[Dataset items]

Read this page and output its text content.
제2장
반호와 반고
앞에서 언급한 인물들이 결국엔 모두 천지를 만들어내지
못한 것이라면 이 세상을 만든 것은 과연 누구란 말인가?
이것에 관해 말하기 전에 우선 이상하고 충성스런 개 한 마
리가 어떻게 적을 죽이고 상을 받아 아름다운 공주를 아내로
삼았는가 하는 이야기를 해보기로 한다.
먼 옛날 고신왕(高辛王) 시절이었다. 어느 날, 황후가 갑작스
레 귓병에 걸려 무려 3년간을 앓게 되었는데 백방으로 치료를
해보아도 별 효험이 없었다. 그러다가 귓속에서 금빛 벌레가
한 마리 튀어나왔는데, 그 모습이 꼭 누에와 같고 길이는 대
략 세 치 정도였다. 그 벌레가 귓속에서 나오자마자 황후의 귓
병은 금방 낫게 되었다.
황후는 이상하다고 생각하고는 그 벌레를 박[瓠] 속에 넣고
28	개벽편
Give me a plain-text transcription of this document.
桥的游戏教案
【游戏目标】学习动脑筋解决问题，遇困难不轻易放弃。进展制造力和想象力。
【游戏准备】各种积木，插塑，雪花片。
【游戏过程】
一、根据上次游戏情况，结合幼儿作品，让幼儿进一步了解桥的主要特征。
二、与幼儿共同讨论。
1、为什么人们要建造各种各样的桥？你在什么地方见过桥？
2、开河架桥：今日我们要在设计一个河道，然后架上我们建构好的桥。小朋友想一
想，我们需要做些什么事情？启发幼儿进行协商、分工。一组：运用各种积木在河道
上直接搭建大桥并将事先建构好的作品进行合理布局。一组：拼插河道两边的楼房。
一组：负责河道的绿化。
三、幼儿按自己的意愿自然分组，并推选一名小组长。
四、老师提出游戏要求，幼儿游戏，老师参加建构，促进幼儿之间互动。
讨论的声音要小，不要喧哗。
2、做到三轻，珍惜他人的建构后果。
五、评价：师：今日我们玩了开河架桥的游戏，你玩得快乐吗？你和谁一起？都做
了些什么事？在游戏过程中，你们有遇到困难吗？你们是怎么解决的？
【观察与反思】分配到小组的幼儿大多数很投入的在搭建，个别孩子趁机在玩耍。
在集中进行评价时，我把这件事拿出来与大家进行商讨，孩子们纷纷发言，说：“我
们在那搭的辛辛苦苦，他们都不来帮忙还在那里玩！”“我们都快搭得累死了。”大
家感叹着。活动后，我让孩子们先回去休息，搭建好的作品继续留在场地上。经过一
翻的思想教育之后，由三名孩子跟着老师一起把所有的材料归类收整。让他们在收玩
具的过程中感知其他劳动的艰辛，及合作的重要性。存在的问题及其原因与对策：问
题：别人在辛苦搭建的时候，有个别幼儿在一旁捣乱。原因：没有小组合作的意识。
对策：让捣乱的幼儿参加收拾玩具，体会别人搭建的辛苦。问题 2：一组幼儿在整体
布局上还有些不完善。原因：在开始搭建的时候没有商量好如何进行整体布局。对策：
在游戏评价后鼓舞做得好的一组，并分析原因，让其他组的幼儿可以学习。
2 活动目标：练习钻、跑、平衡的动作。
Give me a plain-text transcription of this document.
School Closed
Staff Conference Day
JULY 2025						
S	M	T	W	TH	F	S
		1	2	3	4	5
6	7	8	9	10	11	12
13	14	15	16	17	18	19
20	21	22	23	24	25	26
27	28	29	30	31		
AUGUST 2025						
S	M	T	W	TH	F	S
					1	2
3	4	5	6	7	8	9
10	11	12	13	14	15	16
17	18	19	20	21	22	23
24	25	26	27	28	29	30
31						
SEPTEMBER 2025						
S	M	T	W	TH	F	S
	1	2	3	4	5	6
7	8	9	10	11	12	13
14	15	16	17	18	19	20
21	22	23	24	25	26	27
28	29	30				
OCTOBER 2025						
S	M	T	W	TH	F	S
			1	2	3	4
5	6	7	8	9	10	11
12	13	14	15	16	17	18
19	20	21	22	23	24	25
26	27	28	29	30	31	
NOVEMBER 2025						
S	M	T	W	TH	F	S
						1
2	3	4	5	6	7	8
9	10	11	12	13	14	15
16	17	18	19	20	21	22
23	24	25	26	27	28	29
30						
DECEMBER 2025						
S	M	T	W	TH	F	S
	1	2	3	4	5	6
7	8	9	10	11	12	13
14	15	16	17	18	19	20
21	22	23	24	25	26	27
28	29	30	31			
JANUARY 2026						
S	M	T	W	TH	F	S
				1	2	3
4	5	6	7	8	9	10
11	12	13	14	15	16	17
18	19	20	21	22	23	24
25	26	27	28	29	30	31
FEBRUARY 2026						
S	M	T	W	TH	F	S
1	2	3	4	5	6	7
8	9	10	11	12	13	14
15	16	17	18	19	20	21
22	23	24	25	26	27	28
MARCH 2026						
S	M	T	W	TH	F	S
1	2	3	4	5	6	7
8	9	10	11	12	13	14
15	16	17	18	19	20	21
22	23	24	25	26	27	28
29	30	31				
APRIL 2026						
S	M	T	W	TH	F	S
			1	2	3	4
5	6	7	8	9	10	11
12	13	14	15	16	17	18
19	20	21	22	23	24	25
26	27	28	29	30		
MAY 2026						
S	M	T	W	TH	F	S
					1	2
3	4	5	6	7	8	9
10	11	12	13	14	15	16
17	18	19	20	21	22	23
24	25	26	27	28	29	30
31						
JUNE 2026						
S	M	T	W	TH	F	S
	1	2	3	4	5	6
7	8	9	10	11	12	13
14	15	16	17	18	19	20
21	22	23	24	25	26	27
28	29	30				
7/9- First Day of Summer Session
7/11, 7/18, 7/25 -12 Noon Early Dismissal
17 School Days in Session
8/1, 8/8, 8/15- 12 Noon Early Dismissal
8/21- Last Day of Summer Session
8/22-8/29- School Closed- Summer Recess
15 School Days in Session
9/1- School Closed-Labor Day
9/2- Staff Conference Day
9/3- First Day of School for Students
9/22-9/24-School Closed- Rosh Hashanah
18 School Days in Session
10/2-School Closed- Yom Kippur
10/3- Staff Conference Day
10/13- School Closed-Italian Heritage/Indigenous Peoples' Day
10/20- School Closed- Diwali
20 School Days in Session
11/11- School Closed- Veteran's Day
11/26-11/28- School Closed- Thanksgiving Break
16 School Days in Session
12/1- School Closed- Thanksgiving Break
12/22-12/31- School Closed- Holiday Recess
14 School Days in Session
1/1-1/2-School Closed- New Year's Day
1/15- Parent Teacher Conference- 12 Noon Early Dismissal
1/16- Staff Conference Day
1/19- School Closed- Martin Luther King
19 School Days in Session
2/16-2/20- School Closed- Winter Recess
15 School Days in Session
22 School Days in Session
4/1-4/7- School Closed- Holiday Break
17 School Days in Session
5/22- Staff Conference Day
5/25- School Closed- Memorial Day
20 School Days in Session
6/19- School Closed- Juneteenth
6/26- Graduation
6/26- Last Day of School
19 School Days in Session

*Your task*
Using the data above, print every record exactly as shown.

*Exercise solution*
Read this page and output its text content.
제2장
반호와 반고
앞에서 언급한 인물들이 결국엔 모두 천지를 만들어내지
못한 것이라면 이 세상을 만든 것은 과연 누구란 말인가?
이것에 관해 말하기 전에 우선 이상하고 충성스런 개 한 마
리가 어떻게 적을 죽이고 상을 받아 아름다운 공주를 아내로
삼았는가 하는 이야기를 해보기로 한다.
먼 옛날 고신왕(高辛王) 시절이었다. 어느 날, 황후가 갑작스
레 귓병에 걸려 무려 3년간을 앓게 되었는데 백방으로 치료를
해보아도 별 효험이 없었다. 그러다가 귓속에서 금빛 벌레가
한 마리 튀어나왔는데, 그 모습이 꼭 누에와 같고 길이는 대
략 세 치 정도였다. 그 벌레가 귓속에서 나오자마자 황후의 귓
병은 금방 낫게 되었다.
황후는 이상하다고 생각하고는 그 벌레를 박[瓠] 속에 넣고
28	개벽편
Give me a plain-text transcription of this document.
桥的游戏教案
【游戏目标】学习动脑筋解决问题，遇困难不轻易放弃。进展制造力和想象力。
【游戏准备】各种积木，插塑，雪花片。
【游戏过程】
一、根据上次游戏情况，结合幼儿作品，让幼儿进一步了解桥的主要特征。
二、与幼儿共同讨论。
1、为什么人们要建造各种各样的桥？你在什么地方见过桥？
2、开河架桥：今日我们要在设计一个河道，然后架上我们建构好的桥。小朋友想一
想，我们需要做些什么事情？启发幼儿进行协商、分工。一组：运用各种积木在河道
上直接搭建大桥并将事先建构好的作品进行合理布局。一组：拼插河道两边的楼房。
一组：负责河道的绿化。
三、幼儿按自己的意愿自然分组，并推选一名小组长。
四、老师提出游戏要求，幼儿游戏，老师参加建构，促进幼儿之间互动。
讨论的声音要小，不要喧哗。
2、做到三轻，珍惜他人的建构后果。
五、评价：师：今日我们玩了开河架桥的游戏，你玩得快乐吗？你和谁一起？都做
了些什么事？在游戏过程中，你们有遇到困难吗？你们是怎么解决的？
【观察与反思】分配到小组的幼儿大多数很投入的在搭建，个别孩子趁机在玩耍。
在集中进行评价时，我把这件事拿出来与大家进行商讨，孩子们纷纷发言，说：“我
们在那搭的辛辛苦苦，他们都不来帮忙还在那里玩！”“我们都快搭得累死了。”大
家感叹着。活动后，我让孩子们先回去休息，搭建好的作品继续留在场地上。经过一
翻的思想教育之后，由三名孩子跟着老师一起把所有的材料归类收整。让他们在收玩
具的过程中感知其他劳动的艰辛，及合作的重要性。存在的问题及其原因与对策：问
题：别人在辛苦搭建的时候，有个别幼儿在一旁捣乱。原因：没有小组合作的意识。
对策：让捣乱的幼儿参加收拾玩具，体会别人搭建的辛苦。问题 2：一组幼儿在整体
布局上还有些不完善。原因：在开始搭建的时候没有商量好如何进行整体布局。对策：
在游戏评价后鼓舞做得好的一组，并分析原因，让其他组的幼儿可以学习。
2 活动目标：练习钻、跑、平衡的动作。
Give me a plain-text transcription of this document.
School Closed
Staff Conference Day
JULY 2025						
S	M	T	W	TH	F	S
		1	2	3	4	5
6	7	8	9	10	11	12
13	14	15	16	17	18	19
20	21	22	23	24	25	26
27	28	29	30	31		
AUGUST 2025						
S	M	T	W	TH	F	S
					1	2
3	4	5	6	7	8	9
10	11	12	13	14	15	16
17	18	19	20	21	22	23
24	25	26	27	28	29	30
31						
SEPTEMBER 2025						
S	M	T	W	TH	F	S
	1	2	3	4	5	6
7	8	9	10	11	12	13
14	15	16	17	18	19	20
21	22	23	24	25	26	27
28	29	30				
OCTOBER 2025						
S	M	T	W	TH	F	S
			1	2	3	4
5	6	7	8	9	10	11
12	13	14	15	16	17	18
19	20	21	22	23	24	25
26	27	28	29	30	31	
NOVEMBER 2025						
S	M	T	W	TH	F	S
						1
2	3	4	5	6	7	8
9	10	11	12	13	14	15
16	17	18	19	20	21	22
23	24	25	26	27	28	29
30						
DECEMBER 2025						
S	M	T	W	TH	F	S
	1	2	3	4	5	6
7	8	9	10	11	12	13
14	15	16	17	18	19	20
21	22	23	24	25	26	27
28	29	30	31			
JANUARY 2026						
S	M	T	W	TH	F	S
				1	2	3
4	5	6	7	8	9	10
11	12	13	14	15	16	17
18	19	20	21	22	23	24
25	26	27	28	29	30	31
FEBRUARY 2026						
S	M	T	W	TH	F	S
1	2	3	4	5	6	7
8	9	10	11	12	13	14
15	16	17	18	19	20	21
22	23	24	25	26	27	28
MARCH 2026						
S	M	T	W	TH	F	S
1	2	3	4	5	6	7
8	9	10	11	12	13	14
15	16	17	18	19	20	21
22	23	24	25	26	27	28
29	30	31				
APRIL 2026						
S	M	T	W	TH	F	S
			1	2	3	4
5	6	7	8	9	10	11
12	13	14	15	16	17	18
19	20	21	22	23	24	25
26	27	28	29	30		
MAY 2026						
S	M	T	W	TH	F	S
					1	2
3	4	5	6	7	8	9
10	11	12	13	14	15	16
17	18	19	20	21	22	23
24	25	26	27	28	29	30
31						
JUNE 2026						
S	M	T	W	TH	F	S
	1	2	3	4	5	6
7	8	9	10	11	12	13
14	15	16	17	18	19	20
21	22	23	24	25	26	27
28	29	30				
7/9- First Day of Summer Session
7/11, 7/18, 7/25 -12 Noon Early Dismissal
17 School Days in Session
8/1, 8/8, 8/15- 12 Noon Early Dismissal
8/21- Last Day of Summer Session
8/22-8/29- School Closed- Summer Recess
15 School Days in Session
9/1- School Closed-Labor Day
9/2- Staff Conference Day
9/3- First Day of School for Students
9/22-9/24-School Closed- Rosh Hashanah
18 School Days in Session
10/2-School Closed- Yom Kippur
10/3- Staff Conference Day
10/13- School Closed-Italian Heritage/Indigenous Peoples' Day
10/20- School Closed- Diwali
20 School Days in Session
11/11- School Closed- Veteran's Day
11/26-11/28- School Closed- Thanksgiving Break
16 School Days in Session
12/1- School Closed- Thanksgiving Break
12/22-12/31- School Closed- Holiday Recess
14 School Days in Session
1/1-1/2-School Closed- New Year's Day
1/15- Parent Teacher Conference- 12 Noon Early Dismissal
1/16- Staff Conference Day
1/19- School Closed- Martin Luther King
19 School Days in Session
2/16-2/20- School Closed- Winter Recess
15 School Days in Session
22 School Days in Session
4/1-4/7- School Closed- Holiday Break
17 School Days in Session
5/22- Staff Conference Day
5/25- School Closed- Memorial Day
20 School Days in Session
6/19- School Closed- Juneteenth
6/26- Graduation
6/26- Last Day of School
19 School Days in Session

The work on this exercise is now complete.